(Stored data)

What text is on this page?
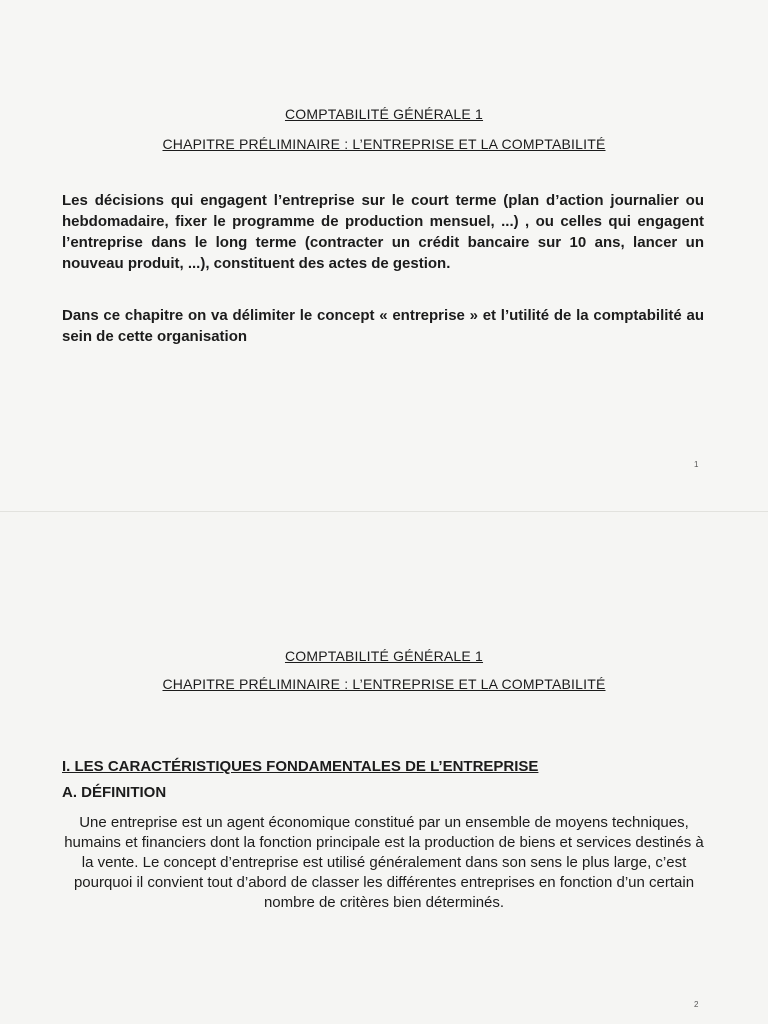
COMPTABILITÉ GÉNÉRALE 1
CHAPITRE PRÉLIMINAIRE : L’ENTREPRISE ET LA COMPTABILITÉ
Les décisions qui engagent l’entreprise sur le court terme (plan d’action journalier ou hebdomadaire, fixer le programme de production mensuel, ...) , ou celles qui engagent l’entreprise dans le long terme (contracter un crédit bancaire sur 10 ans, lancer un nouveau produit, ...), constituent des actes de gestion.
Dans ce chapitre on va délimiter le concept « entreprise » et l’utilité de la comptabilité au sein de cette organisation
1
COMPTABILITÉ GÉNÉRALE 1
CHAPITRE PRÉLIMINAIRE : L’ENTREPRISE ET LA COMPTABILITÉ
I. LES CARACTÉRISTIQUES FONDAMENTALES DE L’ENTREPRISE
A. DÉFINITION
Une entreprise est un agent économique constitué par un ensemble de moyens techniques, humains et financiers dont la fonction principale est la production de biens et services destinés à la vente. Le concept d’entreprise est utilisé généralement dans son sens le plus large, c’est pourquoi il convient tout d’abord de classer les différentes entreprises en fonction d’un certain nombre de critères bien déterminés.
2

==

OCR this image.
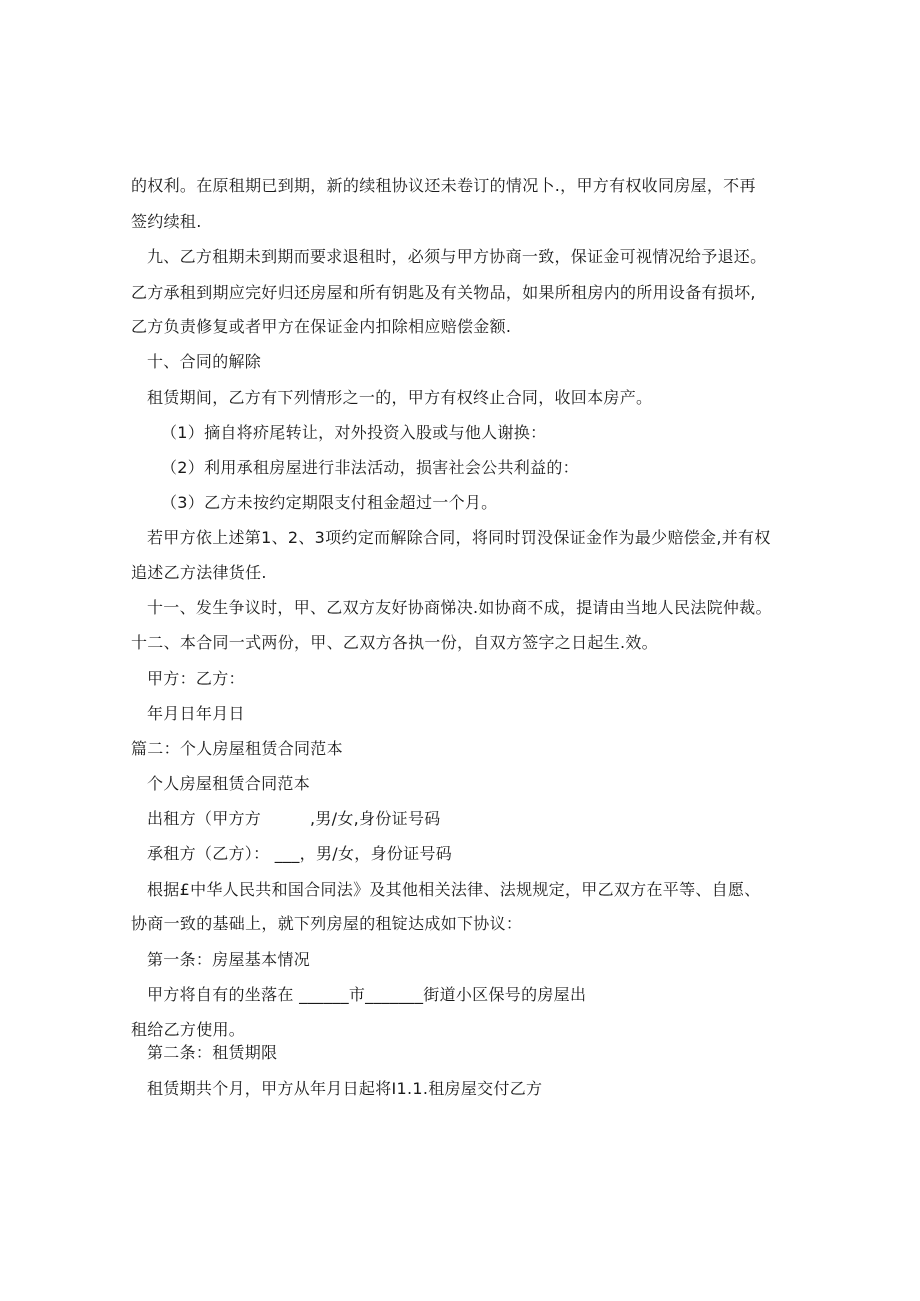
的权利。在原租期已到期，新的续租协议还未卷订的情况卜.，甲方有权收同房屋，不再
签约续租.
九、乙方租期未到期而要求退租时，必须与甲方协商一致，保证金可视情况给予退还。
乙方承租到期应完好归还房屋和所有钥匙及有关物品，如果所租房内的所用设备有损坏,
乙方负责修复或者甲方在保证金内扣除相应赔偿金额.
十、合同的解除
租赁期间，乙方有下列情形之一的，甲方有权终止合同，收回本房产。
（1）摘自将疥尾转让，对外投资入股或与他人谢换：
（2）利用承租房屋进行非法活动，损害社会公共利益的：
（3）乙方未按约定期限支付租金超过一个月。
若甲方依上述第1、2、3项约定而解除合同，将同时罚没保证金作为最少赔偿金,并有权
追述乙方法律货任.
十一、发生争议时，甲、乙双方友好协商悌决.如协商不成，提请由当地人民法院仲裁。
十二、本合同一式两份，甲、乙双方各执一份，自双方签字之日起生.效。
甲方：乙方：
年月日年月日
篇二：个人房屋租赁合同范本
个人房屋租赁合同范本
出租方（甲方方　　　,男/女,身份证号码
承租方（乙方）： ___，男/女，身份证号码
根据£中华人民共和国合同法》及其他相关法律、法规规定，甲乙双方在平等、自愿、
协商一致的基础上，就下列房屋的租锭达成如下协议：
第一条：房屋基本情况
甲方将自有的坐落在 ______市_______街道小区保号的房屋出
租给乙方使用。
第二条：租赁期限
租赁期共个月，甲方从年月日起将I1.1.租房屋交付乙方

## [Job]
Tally the lines above containing "concept". Answer with the count only.

## [Solution to this exercise]
2